What the exercise asks:
Copy every record below exactly as written, but leave out the pictures.

Provided data:
--------

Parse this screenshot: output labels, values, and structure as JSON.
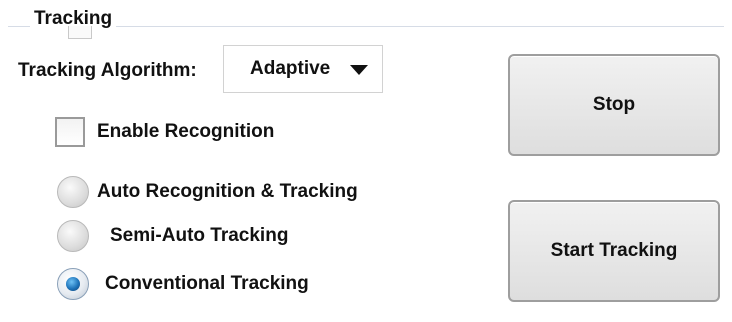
{
  "group": {
    "title": "Tracking"
  },
  "algorithm": {
    "label": "Tracking Algorithm:",
    "value": "Adaptive"
  },
  "enable_recognition": {
    "label": "Enable Recognition",
    "checked": false
  },
  "modes": [
    {
      "label": "Auto Recognition & Tracking",
      "checked": false
    },
    {
      "label": "Semi-Auto Tracking",
      "checked": false
    },
    {
      "label": "Conventional Tracking",
      "checked": true
    }
  ],
  "buttons": {
    "stop": "Stop",
    "start": "Start Tracking"
  },
  "colors": {
    "radio_selected": "#1e73b9",
    "button_face": "#e8e8e8",
    "group_line": "#d6dce6"
  }
}
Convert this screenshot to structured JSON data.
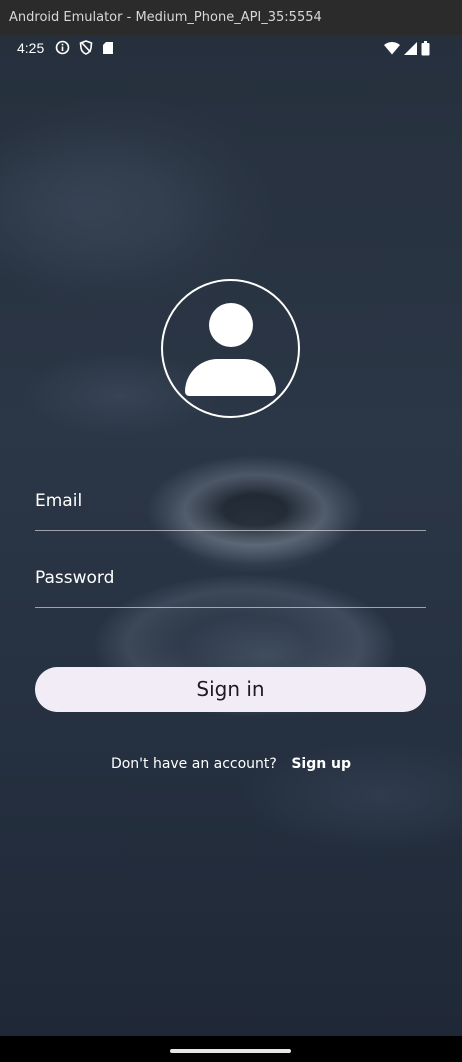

--------

Task output:
Parse this screenshot: output labels, values, and structure as JSON.
{
  "group": {
    "title": "Tracking"
  },
  "algorithm": {
    "label": "Tracking Algorithm:",
    "value": "Adaptive"
  },
  "enable_recognition": {
    "label": "Enable Recognition",
    "checked": false
  },
  "modes": [
    {
      "label": "Auto Recognition & Tracking",
      "checked": false
    },
    {
      "label": "Semi-Auto Tracking",
      "checked": false
    },
    {
      "label": "Conventional Tracking",
      "checked": true
    }
  ],
  "buttons": {
    "stop": "Stop",
    "start": "Start Tracking"
  },
  "colors": {
    "radio_selected": "#1e73b9",
    "button_face": "#e8e8e8",
    "group_line": "#d6dce6"
  }
}
Convert this screenshot to structured JSON data.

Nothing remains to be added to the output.